Input rows:
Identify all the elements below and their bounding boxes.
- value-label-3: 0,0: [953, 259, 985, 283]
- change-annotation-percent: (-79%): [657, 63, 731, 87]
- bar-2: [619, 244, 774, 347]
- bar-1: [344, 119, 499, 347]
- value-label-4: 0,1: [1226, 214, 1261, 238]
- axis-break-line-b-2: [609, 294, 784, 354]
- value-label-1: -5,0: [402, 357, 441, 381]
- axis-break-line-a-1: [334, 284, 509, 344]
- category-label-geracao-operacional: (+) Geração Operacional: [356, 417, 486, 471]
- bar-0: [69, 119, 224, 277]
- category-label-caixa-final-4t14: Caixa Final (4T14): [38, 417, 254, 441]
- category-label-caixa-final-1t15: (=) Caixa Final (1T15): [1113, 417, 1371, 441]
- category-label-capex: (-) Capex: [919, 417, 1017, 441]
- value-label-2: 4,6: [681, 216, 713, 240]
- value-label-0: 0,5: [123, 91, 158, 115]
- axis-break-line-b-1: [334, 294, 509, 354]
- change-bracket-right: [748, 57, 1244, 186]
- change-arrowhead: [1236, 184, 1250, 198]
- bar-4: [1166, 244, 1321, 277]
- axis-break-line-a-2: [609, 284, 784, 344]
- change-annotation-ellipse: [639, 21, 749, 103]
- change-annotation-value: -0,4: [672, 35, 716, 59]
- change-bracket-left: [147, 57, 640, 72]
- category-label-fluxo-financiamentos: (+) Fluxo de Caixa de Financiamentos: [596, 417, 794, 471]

Objective: Reproduce every line of the records above word for word, leaving nothing out and changing nothing.

Response to the task:
Identify all the elements below and their bounding boxes.
- value-label-3: 0,0: [953, 259, 985, 283]
- change-annotation-percent: (-79%): [657, 63, 731, 87]
- bar-2: [619, 244, 774, 347]
- bar-1: [344, 119, 499, 347]
- value-label-4: 0,1: [1226, 214, 1261, 238]
- axis-break-line-b-2: [609, 294, 784, 354]
- value-label-1: -5,0: [402, 357, 441, 381]
- axis-break-line-a-1: [334, 284, 509, 344]
- category-label-geracao-operacional: (+) Geração Operacional: [356, 417, 486, 471]
- bar-0: [69, 119, 224, 277]
- category-label-caixa-final-4t14: Caixa Final (4T14): [38, 417, 254, 441]
- category-label-caixa-final-1t15: (=) Caixa Final (1T15): [1113, 417, 1371, 441]
- category-label-capex: (-) Capex: [919, 417, 1017, 441]
- value-label-2: 4,6: [681, 216, 713, 240]
- value-label-0: 0,5: [123, 91, 158, 115]
- axis-break-line-b-1: [334, 294, 509, 354]
- change-bracket-right: [748, 57, 1244, 186]
- change-arrowhead: [1236, 184, 1250, 198]
- bar-4: [1166, 244, 1321, 277]
- axis-break-line-a-2: [609, 284, 784, 344]
- change-annotation-ellipse: [639, 21, 749, 103]
- change-annotation-value: -0,4: [672, 35, 716, 59]
- change-bracket-left: [147, 57, 640, 72]
- category-label-fluxo-financiamentos: (+) Fluxo de Caixa de Financiamentos: [596, 417, 794, 471]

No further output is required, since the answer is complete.